[TASK DESCRIPTION]
Looking at the listing, state how many of its lines contain the string "JSON". Write only the number.

-- Start --

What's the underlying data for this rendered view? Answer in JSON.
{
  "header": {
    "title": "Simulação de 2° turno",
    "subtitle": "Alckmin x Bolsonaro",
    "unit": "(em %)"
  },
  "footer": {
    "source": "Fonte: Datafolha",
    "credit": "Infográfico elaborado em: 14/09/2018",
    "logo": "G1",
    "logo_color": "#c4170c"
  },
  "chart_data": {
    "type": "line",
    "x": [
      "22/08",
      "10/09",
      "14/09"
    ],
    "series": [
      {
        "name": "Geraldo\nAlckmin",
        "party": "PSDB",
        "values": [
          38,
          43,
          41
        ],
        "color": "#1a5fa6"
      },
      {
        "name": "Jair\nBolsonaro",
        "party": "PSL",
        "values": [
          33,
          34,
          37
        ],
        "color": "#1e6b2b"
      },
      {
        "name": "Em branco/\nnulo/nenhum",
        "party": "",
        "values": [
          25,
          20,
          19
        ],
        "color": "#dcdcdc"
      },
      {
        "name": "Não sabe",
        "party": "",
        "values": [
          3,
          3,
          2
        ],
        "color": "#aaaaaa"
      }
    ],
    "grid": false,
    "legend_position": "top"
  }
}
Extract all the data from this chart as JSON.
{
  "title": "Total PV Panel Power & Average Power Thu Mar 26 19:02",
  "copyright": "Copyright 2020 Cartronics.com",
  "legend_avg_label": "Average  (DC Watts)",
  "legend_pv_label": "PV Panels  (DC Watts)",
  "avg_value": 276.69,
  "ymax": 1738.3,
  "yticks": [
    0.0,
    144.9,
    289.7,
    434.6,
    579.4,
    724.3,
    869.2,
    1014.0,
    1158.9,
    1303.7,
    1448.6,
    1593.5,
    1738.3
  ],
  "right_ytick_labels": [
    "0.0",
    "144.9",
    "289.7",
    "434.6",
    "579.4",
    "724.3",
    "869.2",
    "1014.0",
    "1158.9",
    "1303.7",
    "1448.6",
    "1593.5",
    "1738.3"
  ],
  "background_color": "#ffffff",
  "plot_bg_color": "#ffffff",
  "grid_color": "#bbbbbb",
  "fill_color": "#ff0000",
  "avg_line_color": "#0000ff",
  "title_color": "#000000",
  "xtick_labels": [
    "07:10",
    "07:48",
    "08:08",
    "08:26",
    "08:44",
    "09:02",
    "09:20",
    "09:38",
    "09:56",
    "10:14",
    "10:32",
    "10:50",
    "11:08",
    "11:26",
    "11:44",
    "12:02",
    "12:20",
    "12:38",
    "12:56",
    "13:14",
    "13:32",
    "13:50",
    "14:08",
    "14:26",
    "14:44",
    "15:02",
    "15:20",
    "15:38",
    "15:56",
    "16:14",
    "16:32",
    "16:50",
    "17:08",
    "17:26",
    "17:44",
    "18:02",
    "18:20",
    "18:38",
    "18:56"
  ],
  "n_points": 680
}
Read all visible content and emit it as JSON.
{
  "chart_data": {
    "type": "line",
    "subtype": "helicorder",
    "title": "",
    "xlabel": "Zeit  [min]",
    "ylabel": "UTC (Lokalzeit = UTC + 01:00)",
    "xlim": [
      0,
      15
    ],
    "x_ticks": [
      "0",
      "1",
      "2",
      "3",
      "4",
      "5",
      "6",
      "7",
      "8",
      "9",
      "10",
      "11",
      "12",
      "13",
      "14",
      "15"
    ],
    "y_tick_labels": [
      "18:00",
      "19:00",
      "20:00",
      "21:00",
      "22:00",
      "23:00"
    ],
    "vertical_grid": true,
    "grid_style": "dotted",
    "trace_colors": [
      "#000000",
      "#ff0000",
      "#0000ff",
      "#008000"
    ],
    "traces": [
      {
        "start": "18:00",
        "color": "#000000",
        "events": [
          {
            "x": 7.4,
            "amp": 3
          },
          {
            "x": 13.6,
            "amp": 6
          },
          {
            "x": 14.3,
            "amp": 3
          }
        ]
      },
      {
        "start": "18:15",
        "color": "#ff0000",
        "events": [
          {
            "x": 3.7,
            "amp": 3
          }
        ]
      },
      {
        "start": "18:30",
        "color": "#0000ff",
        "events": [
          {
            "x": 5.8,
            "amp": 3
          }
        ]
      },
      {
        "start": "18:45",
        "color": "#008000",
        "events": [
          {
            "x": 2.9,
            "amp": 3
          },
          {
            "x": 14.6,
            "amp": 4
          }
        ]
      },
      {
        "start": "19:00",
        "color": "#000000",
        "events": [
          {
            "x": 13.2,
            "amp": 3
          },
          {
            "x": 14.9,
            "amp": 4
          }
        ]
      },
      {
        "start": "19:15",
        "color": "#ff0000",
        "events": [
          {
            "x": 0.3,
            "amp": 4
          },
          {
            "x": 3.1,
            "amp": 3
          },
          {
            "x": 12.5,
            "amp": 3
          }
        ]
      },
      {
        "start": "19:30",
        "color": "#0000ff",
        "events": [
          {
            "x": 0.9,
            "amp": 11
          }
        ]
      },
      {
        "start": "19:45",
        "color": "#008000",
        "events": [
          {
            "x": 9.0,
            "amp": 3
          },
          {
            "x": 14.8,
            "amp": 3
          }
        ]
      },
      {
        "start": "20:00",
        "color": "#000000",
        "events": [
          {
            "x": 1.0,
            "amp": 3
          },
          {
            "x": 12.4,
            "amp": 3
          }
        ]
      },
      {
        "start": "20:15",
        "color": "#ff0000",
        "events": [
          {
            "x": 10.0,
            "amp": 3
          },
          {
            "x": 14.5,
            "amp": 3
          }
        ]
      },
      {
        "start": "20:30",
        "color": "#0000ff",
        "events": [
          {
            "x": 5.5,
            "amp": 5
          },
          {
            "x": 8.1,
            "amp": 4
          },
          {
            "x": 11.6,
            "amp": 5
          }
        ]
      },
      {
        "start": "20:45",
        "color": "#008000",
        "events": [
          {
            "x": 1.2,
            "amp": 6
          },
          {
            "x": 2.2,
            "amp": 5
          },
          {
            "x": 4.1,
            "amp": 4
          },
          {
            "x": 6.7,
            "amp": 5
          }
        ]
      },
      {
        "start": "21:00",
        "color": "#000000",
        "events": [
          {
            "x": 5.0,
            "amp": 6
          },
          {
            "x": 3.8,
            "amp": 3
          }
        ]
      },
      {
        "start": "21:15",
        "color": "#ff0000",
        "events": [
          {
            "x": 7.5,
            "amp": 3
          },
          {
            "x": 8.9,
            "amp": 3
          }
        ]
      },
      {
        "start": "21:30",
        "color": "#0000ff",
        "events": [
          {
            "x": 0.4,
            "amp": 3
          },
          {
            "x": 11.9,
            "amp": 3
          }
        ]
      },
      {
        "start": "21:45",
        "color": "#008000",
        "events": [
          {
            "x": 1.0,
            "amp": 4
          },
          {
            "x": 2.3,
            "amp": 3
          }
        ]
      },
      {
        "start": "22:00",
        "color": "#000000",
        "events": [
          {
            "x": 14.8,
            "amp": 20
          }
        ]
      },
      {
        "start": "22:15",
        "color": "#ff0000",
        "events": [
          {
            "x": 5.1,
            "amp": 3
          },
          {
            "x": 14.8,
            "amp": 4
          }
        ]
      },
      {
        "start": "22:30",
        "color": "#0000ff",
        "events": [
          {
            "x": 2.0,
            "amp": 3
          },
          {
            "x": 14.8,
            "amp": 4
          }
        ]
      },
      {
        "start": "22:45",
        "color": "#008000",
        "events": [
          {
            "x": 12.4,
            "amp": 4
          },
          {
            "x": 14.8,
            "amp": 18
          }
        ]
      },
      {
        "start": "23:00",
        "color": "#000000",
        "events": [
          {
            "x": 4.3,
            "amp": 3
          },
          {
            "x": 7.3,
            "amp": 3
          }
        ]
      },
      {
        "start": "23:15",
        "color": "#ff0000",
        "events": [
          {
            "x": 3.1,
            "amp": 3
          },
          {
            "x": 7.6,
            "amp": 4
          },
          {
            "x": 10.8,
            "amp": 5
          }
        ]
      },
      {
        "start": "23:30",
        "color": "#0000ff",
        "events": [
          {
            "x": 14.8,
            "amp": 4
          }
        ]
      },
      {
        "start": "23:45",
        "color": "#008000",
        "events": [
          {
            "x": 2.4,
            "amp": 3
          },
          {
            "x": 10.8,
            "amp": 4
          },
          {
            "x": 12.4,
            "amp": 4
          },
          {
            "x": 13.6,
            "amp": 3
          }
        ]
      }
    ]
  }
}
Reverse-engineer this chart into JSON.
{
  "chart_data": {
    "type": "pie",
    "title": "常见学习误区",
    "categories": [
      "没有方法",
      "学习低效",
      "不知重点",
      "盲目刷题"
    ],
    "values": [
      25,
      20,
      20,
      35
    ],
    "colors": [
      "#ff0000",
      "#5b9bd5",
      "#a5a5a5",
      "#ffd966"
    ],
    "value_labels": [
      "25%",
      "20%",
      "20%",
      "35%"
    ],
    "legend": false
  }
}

-- End --

[RIGHT ANSWER]
4